### Data excerpts

━━━━━━━━━━━━━━━━

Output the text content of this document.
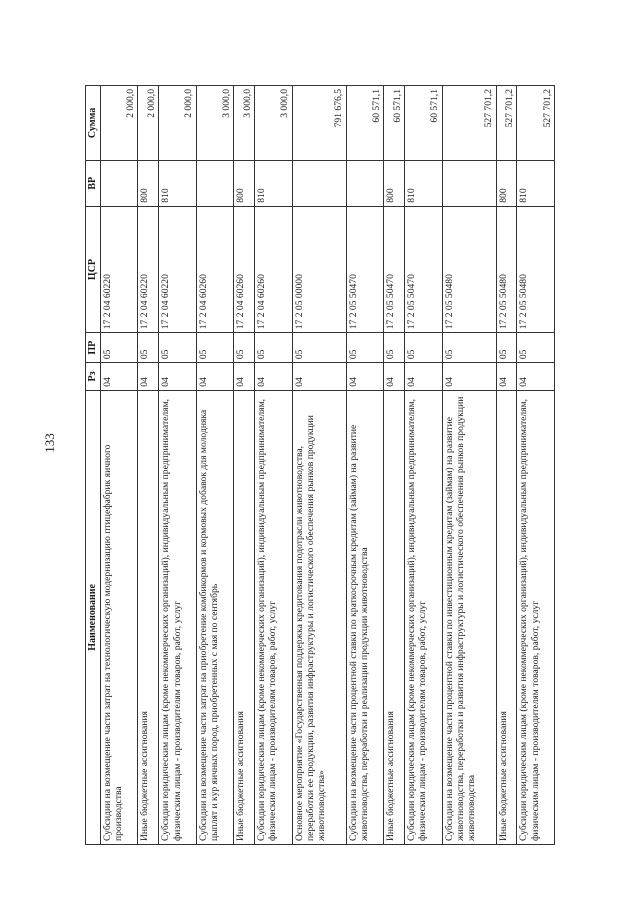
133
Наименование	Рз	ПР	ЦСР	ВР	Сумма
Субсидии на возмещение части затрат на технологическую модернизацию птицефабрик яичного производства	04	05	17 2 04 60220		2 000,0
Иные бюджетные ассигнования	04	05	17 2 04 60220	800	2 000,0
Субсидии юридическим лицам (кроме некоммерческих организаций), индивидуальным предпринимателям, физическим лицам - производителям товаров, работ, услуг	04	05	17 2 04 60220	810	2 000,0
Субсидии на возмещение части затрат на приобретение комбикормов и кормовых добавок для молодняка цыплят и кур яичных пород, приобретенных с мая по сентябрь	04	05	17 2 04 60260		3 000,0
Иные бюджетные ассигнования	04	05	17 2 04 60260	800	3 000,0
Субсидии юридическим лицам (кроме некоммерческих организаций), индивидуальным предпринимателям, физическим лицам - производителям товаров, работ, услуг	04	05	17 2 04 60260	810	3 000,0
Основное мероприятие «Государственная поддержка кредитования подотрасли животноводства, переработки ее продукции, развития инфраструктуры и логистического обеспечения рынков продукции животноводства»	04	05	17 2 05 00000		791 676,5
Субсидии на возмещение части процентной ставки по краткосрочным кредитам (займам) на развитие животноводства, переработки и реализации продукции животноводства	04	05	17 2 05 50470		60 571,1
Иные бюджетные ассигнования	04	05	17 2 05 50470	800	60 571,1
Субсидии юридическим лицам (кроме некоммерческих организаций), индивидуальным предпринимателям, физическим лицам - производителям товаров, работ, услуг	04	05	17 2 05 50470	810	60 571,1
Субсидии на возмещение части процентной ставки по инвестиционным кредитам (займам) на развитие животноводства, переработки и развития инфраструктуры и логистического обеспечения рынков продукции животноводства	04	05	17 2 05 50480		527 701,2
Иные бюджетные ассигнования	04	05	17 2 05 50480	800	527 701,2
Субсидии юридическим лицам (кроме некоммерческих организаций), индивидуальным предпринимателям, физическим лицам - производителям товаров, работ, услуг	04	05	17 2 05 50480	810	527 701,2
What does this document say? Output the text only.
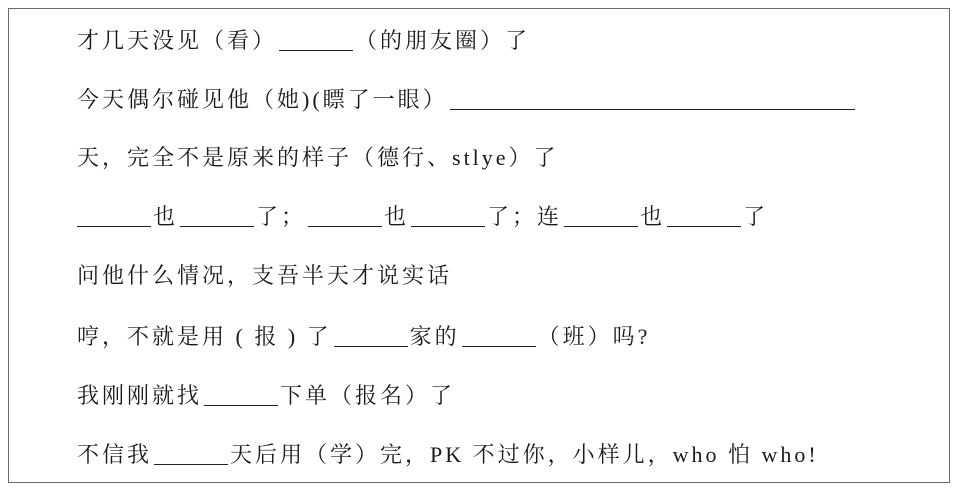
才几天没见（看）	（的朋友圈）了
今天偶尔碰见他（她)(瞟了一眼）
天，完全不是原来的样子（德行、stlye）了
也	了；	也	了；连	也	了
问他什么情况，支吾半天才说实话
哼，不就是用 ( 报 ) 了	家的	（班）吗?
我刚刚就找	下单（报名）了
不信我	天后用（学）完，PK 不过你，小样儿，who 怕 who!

━━━━━━━━━━━━━━━━

Scan the lines for the string "document". Pick out every line that has it.

Output the text content of this document.
What does this document say? Output the text only.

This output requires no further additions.